* **Short exercise**
Copy the entries word for word, from the line containing "uI element localization: list" up to and including the line containing "window-title: Device Manager (28, 3, 120, 17)".

══════════

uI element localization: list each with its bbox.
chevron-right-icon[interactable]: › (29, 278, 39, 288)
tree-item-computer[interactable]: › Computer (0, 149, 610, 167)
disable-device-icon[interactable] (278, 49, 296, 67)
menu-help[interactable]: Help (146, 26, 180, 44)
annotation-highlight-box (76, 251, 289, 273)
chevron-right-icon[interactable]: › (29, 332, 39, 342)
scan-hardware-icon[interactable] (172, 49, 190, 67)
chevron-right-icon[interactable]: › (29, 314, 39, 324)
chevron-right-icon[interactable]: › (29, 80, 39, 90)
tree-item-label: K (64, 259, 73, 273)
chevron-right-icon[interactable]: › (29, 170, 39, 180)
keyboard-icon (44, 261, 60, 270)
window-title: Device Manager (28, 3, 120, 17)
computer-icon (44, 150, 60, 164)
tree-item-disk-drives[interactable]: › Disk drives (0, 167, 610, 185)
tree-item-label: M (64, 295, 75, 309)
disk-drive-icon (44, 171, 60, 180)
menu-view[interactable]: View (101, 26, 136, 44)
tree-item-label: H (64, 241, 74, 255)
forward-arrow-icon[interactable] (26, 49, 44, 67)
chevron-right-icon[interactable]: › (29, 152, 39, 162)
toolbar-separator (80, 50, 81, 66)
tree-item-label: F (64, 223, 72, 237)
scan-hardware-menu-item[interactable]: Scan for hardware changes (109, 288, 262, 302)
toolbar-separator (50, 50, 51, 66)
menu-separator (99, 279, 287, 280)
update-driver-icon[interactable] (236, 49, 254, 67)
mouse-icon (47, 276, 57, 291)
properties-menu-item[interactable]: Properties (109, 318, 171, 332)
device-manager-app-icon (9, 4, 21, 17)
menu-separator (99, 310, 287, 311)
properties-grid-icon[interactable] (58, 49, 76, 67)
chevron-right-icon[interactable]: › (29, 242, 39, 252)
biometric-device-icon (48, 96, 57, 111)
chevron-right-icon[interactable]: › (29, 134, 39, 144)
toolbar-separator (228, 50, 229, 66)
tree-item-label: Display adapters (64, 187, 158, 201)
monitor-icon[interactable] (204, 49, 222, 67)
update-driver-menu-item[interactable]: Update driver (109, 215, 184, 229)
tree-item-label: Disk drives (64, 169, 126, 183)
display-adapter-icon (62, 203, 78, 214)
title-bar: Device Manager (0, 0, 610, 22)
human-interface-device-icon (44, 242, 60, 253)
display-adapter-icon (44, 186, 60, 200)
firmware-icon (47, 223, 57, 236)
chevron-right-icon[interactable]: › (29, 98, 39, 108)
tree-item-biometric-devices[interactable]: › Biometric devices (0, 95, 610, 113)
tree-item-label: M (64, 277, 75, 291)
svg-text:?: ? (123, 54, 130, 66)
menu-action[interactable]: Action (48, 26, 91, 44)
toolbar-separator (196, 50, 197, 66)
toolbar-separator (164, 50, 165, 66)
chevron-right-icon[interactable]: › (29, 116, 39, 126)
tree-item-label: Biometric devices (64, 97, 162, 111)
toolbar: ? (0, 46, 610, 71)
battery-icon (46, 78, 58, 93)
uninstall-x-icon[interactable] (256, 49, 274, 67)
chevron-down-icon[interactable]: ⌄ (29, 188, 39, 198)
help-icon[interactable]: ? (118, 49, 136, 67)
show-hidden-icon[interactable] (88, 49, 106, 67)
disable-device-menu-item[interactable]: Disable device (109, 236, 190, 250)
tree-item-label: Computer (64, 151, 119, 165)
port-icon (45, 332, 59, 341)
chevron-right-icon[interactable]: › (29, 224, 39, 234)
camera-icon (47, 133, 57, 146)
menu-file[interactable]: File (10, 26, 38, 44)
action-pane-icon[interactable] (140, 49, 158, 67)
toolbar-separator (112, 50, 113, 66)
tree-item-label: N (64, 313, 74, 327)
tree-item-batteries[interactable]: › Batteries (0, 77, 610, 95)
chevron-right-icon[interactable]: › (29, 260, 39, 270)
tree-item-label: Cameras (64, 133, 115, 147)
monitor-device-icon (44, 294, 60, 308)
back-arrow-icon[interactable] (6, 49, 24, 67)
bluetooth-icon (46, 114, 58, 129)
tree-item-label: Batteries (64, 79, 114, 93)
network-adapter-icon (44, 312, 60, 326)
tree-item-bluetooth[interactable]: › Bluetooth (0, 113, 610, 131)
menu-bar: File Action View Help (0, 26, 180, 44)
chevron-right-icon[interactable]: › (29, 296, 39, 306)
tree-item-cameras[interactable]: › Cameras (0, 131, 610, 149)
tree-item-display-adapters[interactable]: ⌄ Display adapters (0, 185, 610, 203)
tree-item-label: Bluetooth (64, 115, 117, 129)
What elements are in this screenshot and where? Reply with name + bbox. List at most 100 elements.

══════════

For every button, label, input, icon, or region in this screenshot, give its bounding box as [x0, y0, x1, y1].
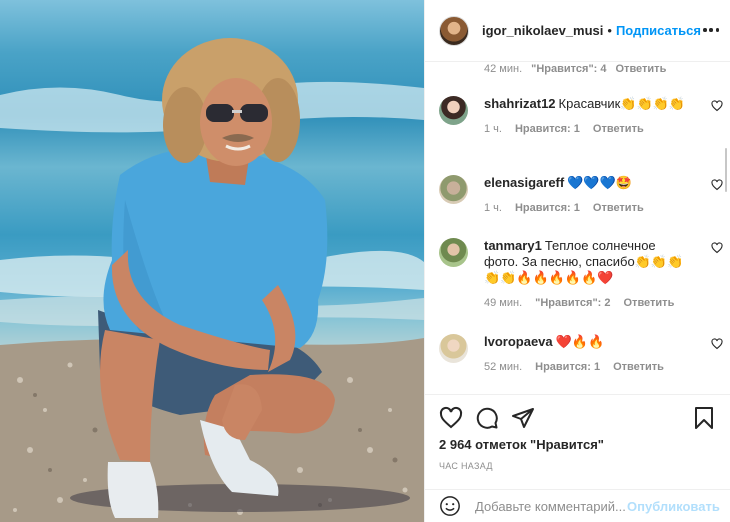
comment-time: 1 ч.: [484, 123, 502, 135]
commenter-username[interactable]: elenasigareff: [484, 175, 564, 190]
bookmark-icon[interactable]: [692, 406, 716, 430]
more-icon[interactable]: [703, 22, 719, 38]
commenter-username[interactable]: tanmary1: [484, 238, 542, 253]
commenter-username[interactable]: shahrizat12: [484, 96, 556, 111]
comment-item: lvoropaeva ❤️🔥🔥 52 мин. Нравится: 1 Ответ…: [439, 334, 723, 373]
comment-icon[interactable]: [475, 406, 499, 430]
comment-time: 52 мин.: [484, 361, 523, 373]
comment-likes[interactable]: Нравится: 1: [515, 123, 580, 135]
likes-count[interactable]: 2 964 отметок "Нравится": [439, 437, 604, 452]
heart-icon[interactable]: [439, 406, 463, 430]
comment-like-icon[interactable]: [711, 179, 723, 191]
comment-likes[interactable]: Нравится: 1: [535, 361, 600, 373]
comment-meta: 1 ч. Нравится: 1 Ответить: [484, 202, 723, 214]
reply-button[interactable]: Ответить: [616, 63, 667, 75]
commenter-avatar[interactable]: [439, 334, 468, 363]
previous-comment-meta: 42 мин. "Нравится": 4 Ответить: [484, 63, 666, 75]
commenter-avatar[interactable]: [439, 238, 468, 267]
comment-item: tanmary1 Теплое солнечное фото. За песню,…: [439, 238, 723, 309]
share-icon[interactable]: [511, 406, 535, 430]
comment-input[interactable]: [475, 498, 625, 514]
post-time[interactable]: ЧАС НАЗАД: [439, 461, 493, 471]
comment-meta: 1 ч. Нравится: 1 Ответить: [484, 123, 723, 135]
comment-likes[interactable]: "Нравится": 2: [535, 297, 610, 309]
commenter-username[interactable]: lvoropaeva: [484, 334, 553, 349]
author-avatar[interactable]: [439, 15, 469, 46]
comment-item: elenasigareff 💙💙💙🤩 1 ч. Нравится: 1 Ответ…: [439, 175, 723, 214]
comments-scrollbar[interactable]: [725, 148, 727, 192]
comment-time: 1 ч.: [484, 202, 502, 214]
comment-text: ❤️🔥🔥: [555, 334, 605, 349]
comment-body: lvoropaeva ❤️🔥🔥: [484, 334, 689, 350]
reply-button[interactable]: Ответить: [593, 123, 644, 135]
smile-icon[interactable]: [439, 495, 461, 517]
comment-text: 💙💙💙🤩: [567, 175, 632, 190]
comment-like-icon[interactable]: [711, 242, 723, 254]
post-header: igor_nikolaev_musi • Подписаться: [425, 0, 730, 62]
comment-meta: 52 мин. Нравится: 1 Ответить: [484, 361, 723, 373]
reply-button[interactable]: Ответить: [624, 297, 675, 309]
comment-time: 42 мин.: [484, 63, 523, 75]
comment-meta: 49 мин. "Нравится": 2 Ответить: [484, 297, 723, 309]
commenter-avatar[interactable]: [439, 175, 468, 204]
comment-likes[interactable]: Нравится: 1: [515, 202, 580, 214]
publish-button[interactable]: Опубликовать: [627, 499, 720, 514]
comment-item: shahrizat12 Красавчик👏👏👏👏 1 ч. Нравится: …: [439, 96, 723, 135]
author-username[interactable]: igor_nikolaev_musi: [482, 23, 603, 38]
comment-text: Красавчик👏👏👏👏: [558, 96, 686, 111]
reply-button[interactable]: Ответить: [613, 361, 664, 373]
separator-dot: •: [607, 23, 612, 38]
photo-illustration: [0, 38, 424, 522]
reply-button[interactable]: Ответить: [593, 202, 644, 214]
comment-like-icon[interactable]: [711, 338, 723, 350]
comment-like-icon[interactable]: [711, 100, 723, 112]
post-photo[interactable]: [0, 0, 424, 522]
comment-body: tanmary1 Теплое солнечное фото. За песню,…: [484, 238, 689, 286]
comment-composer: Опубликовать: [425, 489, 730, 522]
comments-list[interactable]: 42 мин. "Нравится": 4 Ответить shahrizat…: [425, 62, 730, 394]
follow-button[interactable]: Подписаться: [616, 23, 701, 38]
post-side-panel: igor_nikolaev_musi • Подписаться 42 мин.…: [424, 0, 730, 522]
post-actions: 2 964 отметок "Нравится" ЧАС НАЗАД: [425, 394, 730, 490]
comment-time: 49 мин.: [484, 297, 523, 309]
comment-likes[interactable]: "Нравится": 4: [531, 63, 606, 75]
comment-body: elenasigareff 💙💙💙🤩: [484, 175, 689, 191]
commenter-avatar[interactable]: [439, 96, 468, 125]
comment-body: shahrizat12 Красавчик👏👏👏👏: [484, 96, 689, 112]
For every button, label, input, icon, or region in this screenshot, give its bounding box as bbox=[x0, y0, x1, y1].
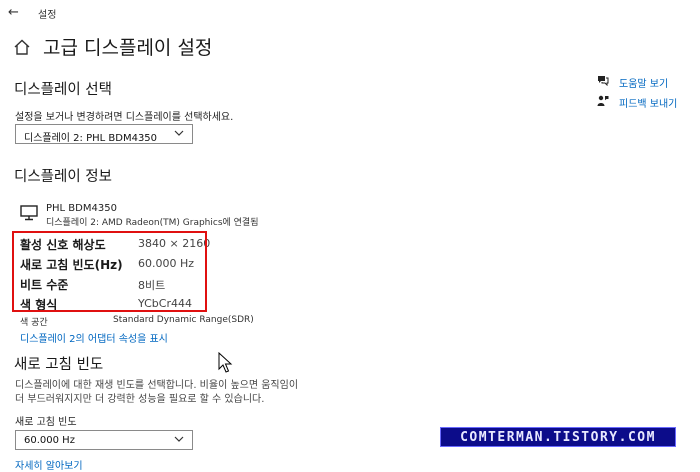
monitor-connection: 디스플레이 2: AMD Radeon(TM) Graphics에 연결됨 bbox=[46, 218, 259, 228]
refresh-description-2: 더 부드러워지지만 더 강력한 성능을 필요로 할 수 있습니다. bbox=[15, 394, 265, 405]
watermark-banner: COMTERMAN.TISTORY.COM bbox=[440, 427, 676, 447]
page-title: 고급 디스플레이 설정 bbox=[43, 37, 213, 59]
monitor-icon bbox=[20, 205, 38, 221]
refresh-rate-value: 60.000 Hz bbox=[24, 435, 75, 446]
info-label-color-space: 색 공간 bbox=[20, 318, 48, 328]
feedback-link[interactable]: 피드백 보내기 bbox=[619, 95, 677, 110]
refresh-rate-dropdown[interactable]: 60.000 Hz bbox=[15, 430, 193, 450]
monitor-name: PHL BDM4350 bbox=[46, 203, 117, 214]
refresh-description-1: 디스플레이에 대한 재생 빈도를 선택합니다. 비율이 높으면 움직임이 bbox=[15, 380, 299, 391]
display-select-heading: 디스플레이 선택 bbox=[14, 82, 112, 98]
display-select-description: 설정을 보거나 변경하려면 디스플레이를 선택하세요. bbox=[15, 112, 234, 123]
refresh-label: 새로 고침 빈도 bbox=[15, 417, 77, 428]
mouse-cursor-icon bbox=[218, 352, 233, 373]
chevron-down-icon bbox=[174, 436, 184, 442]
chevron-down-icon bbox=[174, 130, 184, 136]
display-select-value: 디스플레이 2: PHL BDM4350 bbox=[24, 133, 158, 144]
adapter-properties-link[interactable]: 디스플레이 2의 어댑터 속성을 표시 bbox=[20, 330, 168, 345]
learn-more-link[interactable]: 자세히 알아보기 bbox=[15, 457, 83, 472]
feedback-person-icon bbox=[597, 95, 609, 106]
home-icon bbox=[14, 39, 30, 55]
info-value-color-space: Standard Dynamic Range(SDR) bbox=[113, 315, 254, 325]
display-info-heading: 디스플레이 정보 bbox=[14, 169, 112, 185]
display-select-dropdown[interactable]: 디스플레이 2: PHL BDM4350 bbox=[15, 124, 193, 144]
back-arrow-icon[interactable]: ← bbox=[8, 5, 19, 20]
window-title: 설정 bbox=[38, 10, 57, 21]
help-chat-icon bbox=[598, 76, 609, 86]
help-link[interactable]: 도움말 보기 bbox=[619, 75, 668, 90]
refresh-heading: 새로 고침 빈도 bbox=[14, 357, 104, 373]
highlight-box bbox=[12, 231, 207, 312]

══════════

* **The reply**
uI element localization: list each with its bbox.
chevron-right-icon[interactable]: › (29, 278, 39, 288)
tree-item-computer[interactable]: › Computer (0, 149, 610, 167)
disable-device-icon[interactable] (278, 49, 296, 67)
menu-help[interactable]: Help (146, 26, 180, 44)
annotation-highlight-box (76, 251, 289, 273)
chevron-right-icon[interactable]: › (29, 332, 39, 342)
scan-hardware-icon[interactable] (172, 49, 190, 67)
chevron-right-icon[interactable]: › (29, 314, 39, 324)
chevron-right-icon[interactable]: › (29, 80, 39, 90)
tree-item-label: K (64, 259, 73, 273)
chevron-right-icon[interactable]: › (29, 170, 39, 180)
keyboard-icon (44, 261, 60, 270)
window-title: Device Manager (28, 3, 120, 17)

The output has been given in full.